#### Text segment
Start of Block

Similar to what happened with the Status Coup's livestream of the Second Amendment rally, YouTube later took down Status Coup's own footage of the Storming of the Capitol, stating that it was "advancing claims of election fraud" while the same footage licensed to the other media organizations was still up on the platform. Chariton said the situation made him angry and perplexed that YouTube could not distinguish between footage documenting a historical event and people purposefully spreading misinformation regarding the 2020 US election. He described YouTube's move as "alarming and dangerous" and hoped that other media organizations would speak out against "the onslaught of censorship against leftist channels." Chariton said that it was part of a wider trend to remove "independent and progressive channels" which advertisers found unfavourable, done by YouTube under the pretext of "removing extremist right-wing content". He stated "it is corporate censorship by YouTube" aimed at appeasing "corporate advertisers".

Chariton has shifted his previous stance supporting the removal of outlets for disseminating conspiracy theories to one having the "right" to say controversial views or information "dressed up as journalism" as long as calls for violence are not made. He opposes Big Tech platforms "making decisions to avoid regulation determining through their algorithm what is and isn't trustworthy news".

=== Labor movement ===
Chariton has covered the resurgence of the American labor movement, focusing on union drives and worker strikes around the country. In 2020 and 2021, Chariton covered the union drive of Amazon workers at the JFK8 warehouse in Staten Island, interviewing workers at the warehouse many times and breaking stories on Amazon's union busting. JFK8 workers went on to win a historic union victory, becoming Amazon's first unionized warehouse. Chariton was in Buffalo, NY, for the Buffalo Starbucks' historic union campaign and victory, interviewing workers on-the-ground in Buffalo ahead of their victory. Chariton covered the historic, and successful, strike waged by John Deere workers, interviewing workers at picket lines in Iowa and Illinois. Chariton has also reported on strikes launched by coal miners in Alabama, Frito Lay workers in Kansas, and Nabisco workers in Oregon, which was cited and linked to by CBS News.

End of Block

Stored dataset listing
Start of Block

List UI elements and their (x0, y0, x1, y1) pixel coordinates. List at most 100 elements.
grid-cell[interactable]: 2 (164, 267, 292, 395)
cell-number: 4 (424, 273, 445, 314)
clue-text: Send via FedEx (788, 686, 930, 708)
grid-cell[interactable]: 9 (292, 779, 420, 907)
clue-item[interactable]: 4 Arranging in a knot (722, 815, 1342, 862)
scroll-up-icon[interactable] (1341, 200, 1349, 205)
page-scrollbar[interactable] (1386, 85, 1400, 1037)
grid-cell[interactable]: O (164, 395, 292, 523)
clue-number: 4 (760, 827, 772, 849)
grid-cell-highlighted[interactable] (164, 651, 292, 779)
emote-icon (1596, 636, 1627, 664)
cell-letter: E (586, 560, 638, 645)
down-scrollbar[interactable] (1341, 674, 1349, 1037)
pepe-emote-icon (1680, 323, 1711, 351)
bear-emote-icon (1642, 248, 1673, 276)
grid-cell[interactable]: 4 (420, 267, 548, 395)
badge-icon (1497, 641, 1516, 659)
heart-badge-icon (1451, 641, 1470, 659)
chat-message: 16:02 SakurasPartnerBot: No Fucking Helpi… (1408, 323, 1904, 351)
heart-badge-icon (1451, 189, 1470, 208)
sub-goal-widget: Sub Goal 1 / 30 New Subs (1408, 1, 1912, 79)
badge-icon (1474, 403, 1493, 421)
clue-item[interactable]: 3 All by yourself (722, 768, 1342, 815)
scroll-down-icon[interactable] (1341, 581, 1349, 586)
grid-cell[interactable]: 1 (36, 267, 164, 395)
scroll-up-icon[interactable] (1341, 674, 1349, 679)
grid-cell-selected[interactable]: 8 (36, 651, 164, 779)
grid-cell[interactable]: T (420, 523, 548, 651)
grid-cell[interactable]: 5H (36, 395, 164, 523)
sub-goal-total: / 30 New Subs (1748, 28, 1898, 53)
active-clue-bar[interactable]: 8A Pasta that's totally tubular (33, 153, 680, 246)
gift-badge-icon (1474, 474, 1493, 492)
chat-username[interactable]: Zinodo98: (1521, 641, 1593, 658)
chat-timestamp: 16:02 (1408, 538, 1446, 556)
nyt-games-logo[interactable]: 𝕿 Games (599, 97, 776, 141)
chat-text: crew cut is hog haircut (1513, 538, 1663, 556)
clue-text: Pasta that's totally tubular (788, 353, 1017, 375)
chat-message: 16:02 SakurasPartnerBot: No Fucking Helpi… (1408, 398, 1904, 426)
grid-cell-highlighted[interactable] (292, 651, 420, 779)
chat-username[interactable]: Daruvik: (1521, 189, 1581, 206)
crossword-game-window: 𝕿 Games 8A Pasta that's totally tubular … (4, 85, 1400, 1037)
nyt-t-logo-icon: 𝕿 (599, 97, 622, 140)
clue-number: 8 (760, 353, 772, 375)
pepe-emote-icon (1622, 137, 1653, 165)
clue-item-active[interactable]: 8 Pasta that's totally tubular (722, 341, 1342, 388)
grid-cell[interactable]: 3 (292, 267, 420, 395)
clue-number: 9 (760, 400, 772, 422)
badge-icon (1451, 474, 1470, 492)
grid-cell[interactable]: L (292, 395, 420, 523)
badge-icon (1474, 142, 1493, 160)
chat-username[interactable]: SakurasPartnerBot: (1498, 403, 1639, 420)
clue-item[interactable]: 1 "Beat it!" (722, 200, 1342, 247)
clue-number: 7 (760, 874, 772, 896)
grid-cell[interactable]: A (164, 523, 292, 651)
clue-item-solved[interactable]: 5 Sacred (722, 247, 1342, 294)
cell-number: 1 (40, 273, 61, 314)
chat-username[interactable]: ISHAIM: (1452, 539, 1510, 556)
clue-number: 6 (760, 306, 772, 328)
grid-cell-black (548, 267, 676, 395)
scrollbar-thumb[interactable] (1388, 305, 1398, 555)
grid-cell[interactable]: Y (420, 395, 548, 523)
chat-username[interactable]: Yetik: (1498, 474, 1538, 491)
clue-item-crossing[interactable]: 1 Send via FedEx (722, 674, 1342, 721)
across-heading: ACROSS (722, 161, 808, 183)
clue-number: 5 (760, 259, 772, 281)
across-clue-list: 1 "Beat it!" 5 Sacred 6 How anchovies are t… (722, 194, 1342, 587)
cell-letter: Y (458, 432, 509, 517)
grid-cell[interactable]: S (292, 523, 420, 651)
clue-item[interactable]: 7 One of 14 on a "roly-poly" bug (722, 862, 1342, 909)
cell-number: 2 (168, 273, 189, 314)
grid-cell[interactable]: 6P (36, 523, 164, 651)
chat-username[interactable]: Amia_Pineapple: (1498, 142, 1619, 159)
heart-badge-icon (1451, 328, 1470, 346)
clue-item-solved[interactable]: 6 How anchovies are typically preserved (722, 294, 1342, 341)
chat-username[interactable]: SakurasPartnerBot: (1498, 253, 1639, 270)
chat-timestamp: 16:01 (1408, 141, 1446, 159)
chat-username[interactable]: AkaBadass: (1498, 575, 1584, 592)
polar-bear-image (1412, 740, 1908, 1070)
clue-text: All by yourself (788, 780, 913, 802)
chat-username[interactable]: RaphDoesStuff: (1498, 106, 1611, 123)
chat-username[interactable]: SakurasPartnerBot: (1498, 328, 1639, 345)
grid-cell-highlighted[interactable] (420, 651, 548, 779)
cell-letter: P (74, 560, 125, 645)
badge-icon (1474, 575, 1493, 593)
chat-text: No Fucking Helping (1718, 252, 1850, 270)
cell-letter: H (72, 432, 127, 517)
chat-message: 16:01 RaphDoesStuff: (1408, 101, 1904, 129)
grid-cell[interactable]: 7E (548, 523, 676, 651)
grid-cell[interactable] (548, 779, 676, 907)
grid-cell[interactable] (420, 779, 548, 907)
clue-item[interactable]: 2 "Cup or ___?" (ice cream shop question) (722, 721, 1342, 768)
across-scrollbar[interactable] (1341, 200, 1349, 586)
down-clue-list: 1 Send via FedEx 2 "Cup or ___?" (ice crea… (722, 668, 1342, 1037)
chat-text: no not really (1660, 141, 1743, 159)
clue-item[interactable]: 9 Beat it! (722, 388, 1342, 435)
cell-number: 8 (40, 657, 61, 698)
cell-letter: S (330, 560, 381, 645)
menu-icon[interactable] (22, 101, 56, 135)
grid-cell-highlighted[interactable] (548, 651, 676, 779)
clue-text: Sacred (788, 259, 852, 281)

End of Block

Extend the text on Chariton's reporting, picking up after its last sentence, the one on the Nabisco strike in Oregon.

#### Answer box
== Controversies ==
In November 2017, HuffPost contributor, Christian Chiakulas, accused Chariton in a HuffPost blog of sexually assaulting an activist and reporter, Carly Hammond, who worked with him at his former news organization, Truth Against the Machine. The accusation impacted Chariton's standing at The Young Turks, from which he was put on leave following the article.

Chariton said he was stunned at the accusation, and two eyewitnesses came forward backing up Chariton's account. HuffPost, which did not vet the blog post before publishing it, took it down within 24 hours, and Chiakulas later walked back the accusation, saying: "The reasons I wrote the story are hard to explain — the circumstances around which it were written are complicated...I rushed out that article and was thrust into the middle of this. In hindsight, it was a bad way to go about it." TYT wanted to distance themselves from the incident in order to protect their image, and fired Chariton when he refused to resign over the false accusation. However, TYT later revised their initial public statement on January 12, 2018, saying, "This chapter is now closed." Chariton settled the matter with TYT. On January 18, 2018, HuffPost fully removed their contributor blogging platform due to misuse and unverifiable postings.